>> start Data provided

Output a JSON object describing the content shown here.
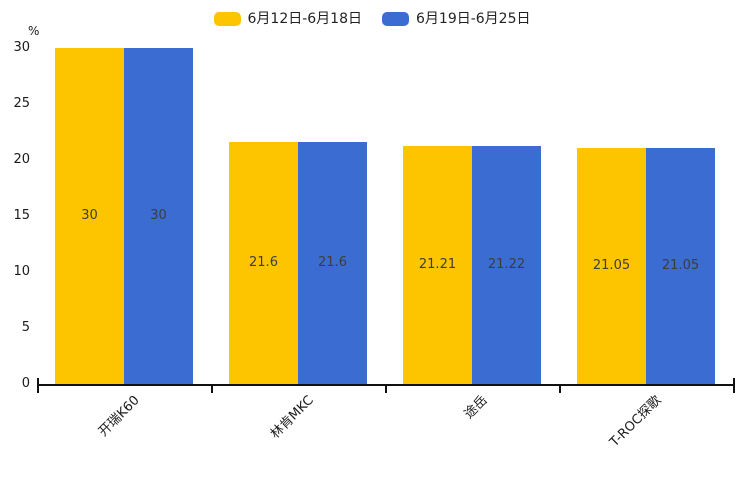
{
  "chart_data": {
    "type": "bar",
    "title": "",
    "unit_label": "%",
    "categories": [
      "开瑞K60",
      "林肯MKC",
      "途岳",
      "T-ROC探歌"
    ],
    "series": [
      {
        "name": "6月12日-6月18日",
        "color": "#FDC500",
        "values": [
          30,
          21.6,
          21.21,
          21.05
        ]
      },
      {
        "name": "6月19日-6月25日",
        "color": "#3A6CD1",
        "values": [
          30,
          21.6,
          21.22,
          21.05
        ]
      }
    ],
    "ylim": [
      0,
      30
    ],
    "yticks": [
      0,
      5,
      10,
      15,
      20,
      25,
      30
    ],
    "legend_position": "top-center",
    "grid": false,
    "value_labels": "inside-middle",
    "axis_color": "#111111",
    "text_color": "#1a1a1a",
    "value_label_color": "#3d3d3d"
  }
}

>> end Data provided

**Set task:** Give back each entry exactly as it appears, with no pictures.

**Solution for this task:**
Output a JSON object describing the content shown here.
{
  "chart_data": {
    "type": "bar",
    "title": "",
    "unit_label": "%",
    "categories": [
      "开瑞K60",
      "林肯MKC",
      "途岳",
      "T-ROC探歌"
    ],
    "series": [
      {
        "name": "6月12日-6月18日",
        "color": "#FDC500",
        "values": [
          30,
          21.6,
          21.21,
          21.05
        ]
      },
      {
        "name": "6月19日-6月25日",
        "color": "#3A6CD1",
        "values": [
          30,
          21.6,
          21.22,
          21.05
        ]
      }
    ],
    "ylim": [
      0,
      30
    ],
    "yticks": [
      0,
      5,
      10,
      15,
      20,
      25,
      30
    ],
    "legend_position": "top-center",
    "grid": false,
    "value_labels": "inside-middle",
    "axis_color": "#111111",
    "text_color": "#1a1a1a",
    "value_label_color": "#3d3d3d"
  }
}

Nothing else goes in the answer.